--- START Supplied material ---

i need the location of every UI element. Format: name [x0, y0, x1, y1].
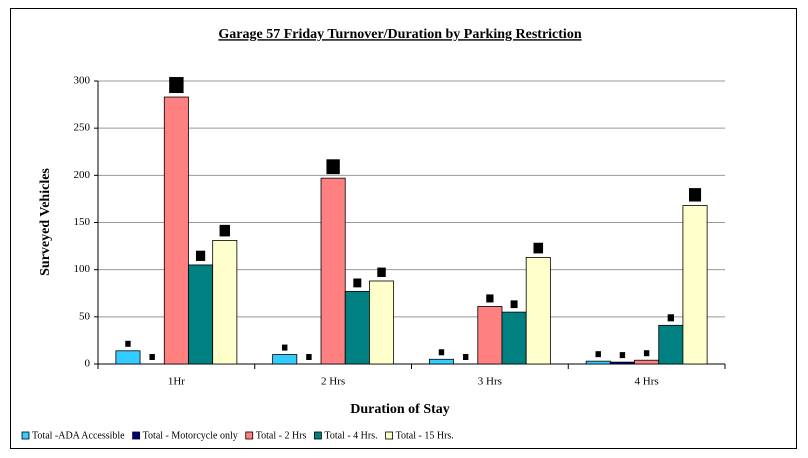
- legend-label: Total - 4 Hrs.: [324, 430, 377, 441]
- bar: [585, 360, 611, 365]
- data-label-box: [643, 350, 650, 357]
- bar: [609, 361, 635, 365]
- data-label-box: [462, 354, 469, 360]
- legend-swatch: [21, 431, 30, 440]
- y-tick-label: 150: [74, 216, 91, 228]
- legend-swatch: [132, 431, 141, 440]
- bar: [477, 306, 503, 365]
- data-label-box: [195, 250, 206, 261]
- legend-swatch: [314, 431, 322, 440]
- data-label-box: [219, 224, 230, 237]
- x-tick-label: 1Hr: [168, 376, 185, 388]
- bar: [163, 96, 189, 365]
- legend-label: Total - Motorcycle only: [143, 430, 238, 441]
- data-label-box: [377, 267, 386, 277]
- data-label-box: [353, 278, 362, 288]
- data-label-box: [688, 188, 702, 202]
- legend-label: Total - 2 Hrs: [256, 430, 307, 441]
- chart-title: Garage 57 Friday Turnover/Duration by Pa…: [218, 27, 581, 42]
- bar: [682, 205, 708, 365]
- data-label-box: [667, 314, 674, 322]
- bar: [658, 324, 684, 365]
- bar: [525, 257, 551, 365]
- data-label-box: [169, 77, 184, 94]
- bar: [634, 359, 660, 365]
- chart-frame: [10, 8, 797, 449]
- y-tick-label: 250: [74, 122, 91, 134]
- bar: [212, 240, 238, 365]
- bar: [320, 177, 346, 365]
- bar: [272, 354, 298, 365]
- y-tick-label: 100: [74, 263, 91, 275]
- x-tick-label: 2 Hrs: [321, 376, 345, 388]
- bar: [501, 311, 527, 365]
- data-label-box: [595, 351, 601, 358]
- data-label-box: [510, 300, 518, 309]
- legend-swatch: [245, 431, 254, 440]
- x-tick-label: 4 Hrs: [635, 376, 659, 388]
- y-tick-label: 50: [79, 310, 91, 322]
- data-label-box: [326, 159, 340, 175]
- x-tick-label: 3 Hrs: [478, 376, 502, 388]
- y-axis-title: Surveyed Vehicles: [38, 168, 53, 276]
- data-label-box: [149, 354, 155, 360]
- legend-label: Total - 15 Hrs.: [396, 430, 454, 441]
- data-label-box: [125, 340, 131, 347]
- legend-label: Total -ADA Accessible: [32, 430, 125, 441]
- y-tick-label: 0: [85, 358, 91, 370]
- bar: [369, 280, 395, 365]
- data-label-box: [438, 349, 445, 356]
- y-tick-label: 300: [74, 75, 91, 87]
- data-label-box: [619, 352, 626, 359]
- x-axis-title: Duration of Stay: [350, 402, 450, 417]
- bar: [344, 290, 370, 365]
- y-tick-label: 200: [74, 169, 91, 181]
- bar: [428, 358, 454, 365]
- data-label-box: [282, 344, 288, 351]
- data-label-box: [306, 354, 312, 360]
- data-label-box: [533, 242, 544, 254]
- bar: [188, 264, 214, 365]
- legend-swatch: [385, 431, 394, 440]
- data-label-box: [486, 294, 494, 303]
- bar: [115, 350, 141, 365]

--- END Supplied material ---

*Exercise details:* Reproduce the material above word for word and line for line, leaving out the picture.

*Correct answer:*
i need the location of every UI element. Format: name [x0, y0, x1, y1].
- legend-label: Total - 4 Hrs.: [324, 430, 377, 441]
- bar: [585, 360, 611, 365]
- data-label-box: [643, 350, 650, 357]
- bar: [609, 361, 635, 365]
- data-label-box: [462, 354, 469, 360]
- legend-swatch: [21, 431, 30, 440]
- y-tick-label: 150: [74, 216, 91, 228]
- legend-swatch: [132, 431, 141, 440]
- bar: [477, 306, 503, 365]
- data-label-box: [195, 250, 206, 261]
- legend-swatch: [314, 431, 322, 440]
- data-label-box: [219, 224, 230, 237]
- x-tick-label: 1Hr: [168, 376, 185, 388]
- bar: [163, 96, 189, 365]
- legend-label: Total - Motorcycle only: [143, 430, 238, 441]
- data-label-box: [377, 267, 386, 277]
- data-label-box: [353, 278, 362, 288]
- data-label-box: [688, 188, 702, 202]
- legend-label: Total - 2 Hrs: [256, 430, 307, 441]
- chart-title: Garage 57 Friday Turnover/Duration by Pa…: [218, 27, 581, 42]
- bar: [682, 205, 708, 365]
- data-label-box: [667, 314, 674, 322]
- bar: [658, 324, 684, 365]
- bar: [525, 257, 551, 365]
- data-label-box: [169, 77, 184, 94]
- bar: [634, 359, 660, 365]
- chart-frame: [10, 8, 797, 449]
- y-tick-label: 250: [74, 122, 91, 134]
- bar: [212, 240, 238, 365]
- bar: [320, 177, 346, 365]
- bar: [272, 354, 298, 365]
- y-tick-label: 100: [74, 263, 91, 275]
- x-tick-label: 2 Hrs: [321, 376, 345, 388]
- bar: [501, 311, 527, 365]
- data-label-box: [595, 351, 601, 358]
- data-label-box: [510, 300, 518, 309]
- legend-swatch: [245, 431, 254, 440]
- x-tick-label: 4 Hrs: [635, 376, 659, 388]
- y-tick-label: 50: [79, 310, 91, 322]
- data-label-box: [326, 159, 340, 175]
- x-tick-label: 3 Hrs: [478, 376, 502, 388]
- y-axis-title: Surveyed Vehicles: [38, 168, 53, 276]
- data-label-box: [149, 354, 155, 360]
- legend-label: Total - 15 Hrs.: [396, 430, 454, 441]
- data-label-box: [125, 340, 131, 347]
- legend-label: Total -ADA Accessible: [32, 430, 125, 441]
- y-tick-label: 0: [85, 358, 91, 370]
- bar: [369, 280, 395, 365]
- data-label-box: [438, 349, 445, 356]
- y-tick-label: 300: [74, 75, 91, 87]
- data-label-box: [619, 352, 626, 359]
- x-axis-title: Duration of Stay: [350, 402, 450, 417]
- bar: [344, 290, 370, 365]
- y-tick-label: 200: [74, 169, 91, 181]
- bar: [428, 358, 454, 365]
- data-label-box: [282, 344, 288, 351]
- data-label-box: [306, 354, 312, 360]
- data-label-box: [533, 242, 544, 254]
- bar: [188, 264, 214, 365]
- legend-swatch: [385, 431, 394, 440]
- data-label-box: [486, 294, 494, 303]
- bar: [115, 350, 141, 365]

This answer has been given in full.